● **AIM**
Restate the complete material exactly.

-- -- --

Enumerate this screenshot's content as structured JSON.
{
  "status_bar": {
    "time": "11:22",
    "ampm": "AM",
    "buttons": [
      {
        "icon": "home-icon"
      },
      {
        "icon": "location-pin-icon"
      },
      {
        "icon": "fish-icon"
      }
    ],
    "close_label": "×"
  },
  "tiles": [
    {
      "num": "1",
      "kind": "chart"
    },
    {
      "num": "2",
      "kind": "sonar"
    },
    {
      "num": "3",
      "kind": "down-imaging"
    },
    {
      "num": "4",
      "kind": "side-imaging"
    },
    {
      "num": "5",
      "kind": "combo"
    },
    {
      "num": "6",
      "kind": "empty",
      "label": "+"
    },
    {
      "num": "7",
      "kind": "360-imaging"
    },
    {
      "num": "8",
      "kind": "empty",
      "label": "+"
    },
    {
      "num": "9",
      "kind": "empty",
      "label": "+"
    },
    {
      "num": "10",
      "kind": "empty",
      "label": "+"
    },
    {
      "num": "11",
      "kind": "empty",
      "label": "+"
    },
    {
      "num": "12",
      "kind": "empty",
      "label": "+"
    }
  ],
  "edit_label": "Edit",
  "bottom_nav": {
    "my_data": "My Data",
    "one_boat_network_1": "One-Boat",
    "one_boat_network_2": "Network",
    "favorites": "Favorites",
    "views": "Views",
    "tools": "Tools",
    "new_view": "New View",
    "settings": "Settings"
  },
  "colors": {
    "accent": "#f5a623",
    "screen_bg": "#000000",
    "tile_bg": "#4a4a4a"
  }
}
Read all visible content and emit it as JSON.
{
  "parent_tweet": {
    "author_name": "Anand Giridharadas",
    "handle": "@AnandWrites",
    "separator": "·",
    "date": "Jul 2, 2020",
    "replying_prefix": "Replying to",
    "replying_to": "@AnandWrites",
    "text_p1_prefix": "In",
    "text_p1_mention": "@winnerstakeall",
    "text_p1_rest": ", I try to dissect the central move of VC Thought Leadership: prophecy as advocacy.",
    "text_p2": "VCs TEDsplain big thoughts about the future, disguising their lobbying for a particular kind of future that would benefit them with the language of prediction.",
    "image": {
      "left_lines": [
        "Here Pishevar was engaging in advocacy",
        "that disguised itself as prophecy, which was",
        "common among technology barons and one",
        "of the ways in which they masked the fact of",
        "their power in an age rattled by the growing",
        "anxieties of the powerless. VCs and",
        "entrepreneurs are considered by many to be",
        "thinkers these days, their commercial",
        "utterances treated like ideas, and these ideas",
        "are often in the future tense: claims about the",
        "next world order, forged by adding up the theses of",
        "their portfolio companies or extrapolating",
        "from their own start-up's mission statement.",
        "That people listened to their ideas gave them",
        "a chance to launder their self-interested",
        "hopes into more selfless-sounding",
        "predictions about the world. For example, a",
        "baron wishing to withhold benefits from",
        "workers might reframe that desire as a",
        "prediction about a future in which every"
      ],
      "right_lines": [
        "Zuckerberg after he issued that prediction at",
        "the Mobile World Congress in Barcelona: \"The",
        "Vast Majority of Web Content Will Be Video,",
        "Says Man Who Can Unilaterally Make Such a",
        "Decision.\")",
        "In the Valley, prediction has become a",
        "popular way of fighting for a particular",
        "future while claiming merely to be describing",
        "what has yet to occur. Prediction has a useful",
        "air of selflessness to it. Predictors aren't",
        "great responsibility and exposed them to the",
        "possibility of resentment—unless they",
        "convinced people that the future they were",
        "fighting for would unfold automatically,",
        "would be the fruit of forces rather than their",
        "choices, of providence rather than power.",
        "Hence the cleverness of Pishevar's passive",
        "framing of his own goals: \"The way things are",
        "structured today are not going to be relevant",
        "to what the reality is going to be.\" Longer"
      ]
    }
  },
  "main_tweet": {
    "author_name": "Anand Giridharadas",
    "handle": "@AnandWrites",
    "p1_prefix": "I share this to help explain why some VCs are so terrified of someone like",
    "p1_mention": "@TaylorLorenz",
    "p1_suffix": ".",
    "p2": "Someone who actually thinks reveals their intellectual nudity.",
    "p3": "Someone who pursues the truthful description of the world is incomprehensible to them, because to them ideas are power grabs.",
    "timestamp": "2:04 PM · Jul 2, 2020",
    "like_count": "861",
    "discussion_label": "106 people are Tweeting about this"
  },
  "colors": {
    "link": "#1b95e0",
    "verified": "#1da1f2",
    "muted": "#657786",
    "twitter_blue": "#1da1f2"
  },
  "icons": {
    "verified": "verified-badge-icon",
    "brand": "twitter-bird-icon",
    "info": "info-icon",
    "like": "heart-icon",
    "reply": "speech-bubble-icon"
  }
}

-- -- --

● **EXPECTED ANSWER**
Enumerate this screenshot's content as structured JSON.
{
  "status_bar": {
    "time": "11:22",
    "ampm": "AM",
    "buttons": [
      {
        "icon": "home-icon"
      },
      {
        "icon": "location-pin-icon"
      },
      {
        "icon": "fish-icon"
      }
    ],
    "close_label": "×"
  },
  "tiles": [
    {
      "num": "1",
      "kind": "chart"
    },
    {
      "num": "2",
      "kind": "sonar"
    },
    {
      "num": "3",
      "kind": "down-imaging"
    },
    {
      "num": "4",
      "kind": "side-imaging"
    },
    {
      "num": "5",
      "kind": "combo"
    },
    {
      "num": "6",
      "kind": "empty",
      "label": "+"
    },
    {
      "num": "7",
      "kind": "360-imaging"
    },
    {
      "num": "8",
      "kind": "empty",
      "label": "+"
    },
    {
      "num": "9",
      "kind": "empty",
      "label": "+"
    },
    {
      "num": "10",
      "kind": "empty",
      "label": "+"
    },
    {
      "num": "11",
      "kind": "empty",
      "label": "+"
    },
    {
      "num": "12",
      "kind": "empty",
      "label": "+"
    }
  ],
  "edit_label": "Edit",
  "bottom_nav": {
    "my_data": "My Data",
    "one_boat_network_1": "One-Boat",
    "one_boat_network_2": "Network",
    "favorites": "Favorites",
    "views": "Views",
    "tools": "Tools",
    "new_view": "New View",
    "settings": "Settings"
  },
  "colors": {
    "accent": "#f5a623",
    "screen_bg": "#000000",
    "tile_bg": "#4a4a4a"
  }
}
Read all visible content and emit it as JSON.
{
  "parent_tweet": {
    "author_name": "Anand Giridharadas",
    "handle": "@AnandWrites",
    "separator": "·",
    "date": "Jul 2, 2020",
    "replying_prefix": "Replying to",
    "replying_to": "@AnandWrites",
    "text_p1_prefix": "In",
    "text_p1_mention": "@winnerstakeall",
    "text_p1_rest": ", I try to dissect the central move of VC Thought Leadership: prophecy as advocacy.",
    "text_p2": "VCs TEDsplain big thoughts about the future, disguising their lobbying for a particular kind of future that would benefit them with the language of prediction.",
    "image": {
      "left_lines": [
        "Here Pishevar was engaging in advocacy",
        "that disguised itself as prophecy, which was",
        "common among technology barons and one",
        "of the ways in which they masked the fact of",
        "their power in an age rattled by the growing",
        "anxieties of the powerless. VCs and",
        "entrepreneurs are considered by many to be",
        "thinkers these days, their commercial",
        "utterances treated like ideas, and these ideas",
        "are often in the future tense: claims about the",
        "next world order, forged by adding up the theses of",
        "their portfolio companies or extrapolating",
        "from their own start-up's mission statement.",
        "That people listened to their ideas gave them",
        "a chance to launder their self-interested",
        "hopes into more selfless-sounding",
        "predictions about the world. For example, a",
        "baron wishing to withhold benefits from",
        "workers might reframe that desire as a",
        "prediction about a future in which every"
      ],
      "right_lines": [
        "Zuckerberg after he issued that prediction at",
        "the Mobile World Congress in Barcelona: \"The",
        "Vast Majority of Web Content Will Be Video,",
        "Says Man Who Can Unilaterally Make Such a",
        "Decision.\")",
        "In the Valley, prediction has become a",
        "popular way of fighting for a particular",
        "future while claiming merely to be describing",
        "what has yet to occur. Prediction has a useful",
        "air of selflessness to it. Predictors aren't",
        "great responsibility and exposed them to the",
        "possibility of resentment—unless they",
        "convinced people that the future they were",
        "fighting for would unfold automatically,",
        "would be the fruit of forces rather than their",
        "choices, of providence rather than power.",
        "Hence the cleverness of Pishevar's passive",
        "framing of his own goals: \"The way things are",
        "structured today are not going to be relevant",
        "to what the reality is going to be.\" Longer"
      ]
    }
  },
  "main_tweet": {
    "author_name": "Anand Giridharadas",
    "handle": "@AnandWrites",
    "p1_prefix": "I share this to help explain why some VCs are so terrified of someone like",
    "p1_mention": "@TaylorLorenz",
    "p1_suffix": ".",
    "p2": "Someone who actually thinks reveals their intellectual nudity.",
    "p3": "Someone who pursues the truthful description of the world is incomprehensible to them, because to them ideas are power grabs.",
    "timestamp": "2:04 PM · Jul 2, 2020",
    "like_count": "861",
    "discussion_label": "106 people are Tweeting about this"
  },
  "colors": {
    "link": "#1b95e0",
    "verified": "#1da1f2",
    "muted": "#657786",
    "twitter_blue": "#1da1f2"
  },
  "icons": {
    "verified": "verified-badge-icon",
    "brand": "twitter-bird-icon",
    "info": "info-icon",
    "like": "heart-icon",
    "reply": "speech-bubble-icon"
  }
}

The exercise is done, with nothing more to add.